• The request: Reproduce all the lines exactly as they stand, apart from the pictures.

# Start of Data provided

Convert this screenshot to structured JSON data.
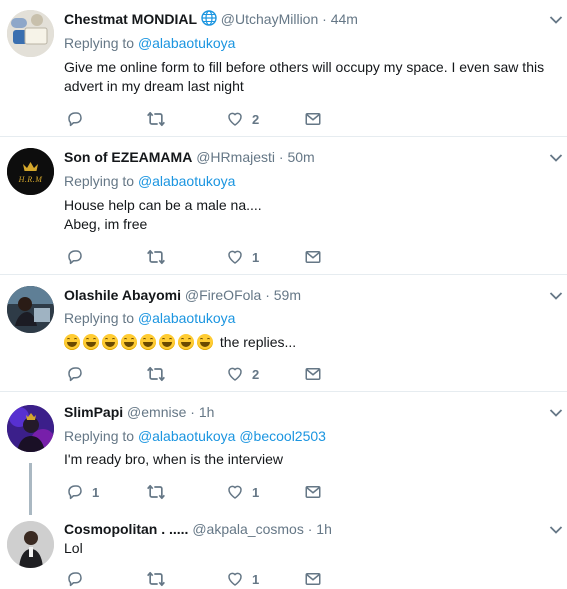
{
  "tweets": [
    {
      "name": "Chestmat MONDIAL",
      "handle": "@UtchayMillion",
      "dot": "·",
      "time": "44m",
      "replying_prefix": "Replying to",
      "mentions": [
        "@alabaotukoya"
      ],
      "lines": [
        "Give me online form to fill before others will occupy my space. I even saw this",
        "advert in my dream last night"
      ],
      "replies": "",
      "likes": "2",
      "avatar_icon": "avatar-photo"
    },
    {
      "name": "Son of EZEAMAMA",
      "handle": "@HRmajesti",
      "dot": "·",
      "time": "50m",
      "replying_prefix": "Replying to",
      "mentions": [
        "@alabaotukoya"
      ],
      "lines": [
        "House help can be a male na....",
        "Abeg, im free"
      ],
      "replies": "",
      "likes": "1",
      "avatar_text": "H.R.M"
    },
    {
      "name": "Olashile Abayomi",
      "handle": "@FireOFola",
      "dot": "·",
      "time": "59m",
      "replying_prefix": "Replying to",
      "mentions": [
        "@alabaotukoya"
      ],
      "text_after_emojis": "the replies...",
      "emoji_count": 8,
      "replies": "",
      "likes": "2"
    },
    {
      "name": "SlimPapi",
      "handle": "@emnise",
      "dot": "·",
      "time": "1h",
      "replying_prefix": "Replying to",
      "mentions": [
        "@alabaotukoya",
        "@becool2503"
      ],
      "lines": [
        "I'm ready bro, when is the interview"
      ],
      "replies": "1",
      "likes": "1"
    },
    {
      "name": "Cosmopolitan . .....",
      "handle": "@akpala_cosmos",
      "dot": "·",
      "time": "1h",
      "lines": [
        "Lol"
      ],
      "replies": "",
      "likes": "1"
    }
  ],
  "colors": {
    "link": "#1b95e0",
    "muted": "#657786",
    "separator": "#e6ecf0",
    "thread_line": "#aab8c2"
  },
  "icons": {
    "verified_globe": "globe-icon",
    "reply": "reply-icon",
    "retweet": "retweet-icon",
    "like": "heart-icon",
    "dm": "envelope-icon",
    "more": "chevron-down-icon"
  }
}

# End of Data provided

• Output of the exercise:
Convert this screenshot to structured JSON data.
{
  "tweets": [
    {
      "name": "Chestmat MONDIAL",
      "handle": "@UtchayMillion",
      "dot": "·",
      "time": "44m",
      "replying_prefix": "Replying to",
      "mentions": [
        "@alabaotukoya"
      ],
      "lines": [
        "Give me online form to fill before others will occupy my space. I even saw this",
        "advert in my dream last night"
      ],
      "replies": "",
      "likes": "2",
      "avatar_icon": "avatar-photo"
    },
    {
      "name": "Son of EZEAMAMA",
      "handle": "@HRmajesti",
      "dot": "·",
      "time": "50m",
      "replying_prefix": "Replying to",
      "mentions": [
        "@alabaotukoya"
      ],
      "lines": [
        "House help can be a male na....",
        "Abeg, im free"
      ],
      "replies": "",
      "likes": "1",
      "avatar_text": "H.R.M"
    },
    {
      "name": "Olashile Abayomi",
      "handle": "@FireOFola",
      "dot": "·",
      "time": "59m",
      "replying_prefix": "Replying to",
      "mentions": [
        "@alabaotukoya"
      ],
      "text_after_emojis": "the replies...",
      "emoji_count": 8,
      "replies": "",
      "likes": "2"
    },
    {
      "name": "SlimPapi",
      "handle": "@emnise",
      "dot": "·",
      "time": "1h",
      "replying_prefix": "Replying to",
      "mentions": [
        "@alabaotukoya",
        "@becool2503"
      ],
      "lines": [
        "I'm ready bro, when is the interview"
      ],
      "replies": "1",
      "likes": "1"
    },
    {
      "name": "Cosmopolitan . .....",
      "handle": "@akpala_cosmos",
      "dot": "·",
      "time": "1h",
      "lines": [
        "Lol"
      ],
      "replies": "",
      "likes": "1"
    }
  ],
  "colors": {
    "link": "#1b95e0",
    "muted": "#657786",
    "separator": "#e6ecf0",
    "thread_line": "#aab8c2"
  },
  "icons": {
    "verified_globe": "globe-icon",
    "reply": "reply-icon",
    "retweet": "retweet-icon",
    "like": "heart-icon",
    "dm": "envelope-icon",
    "more": "chevron-down-icon"
  }
}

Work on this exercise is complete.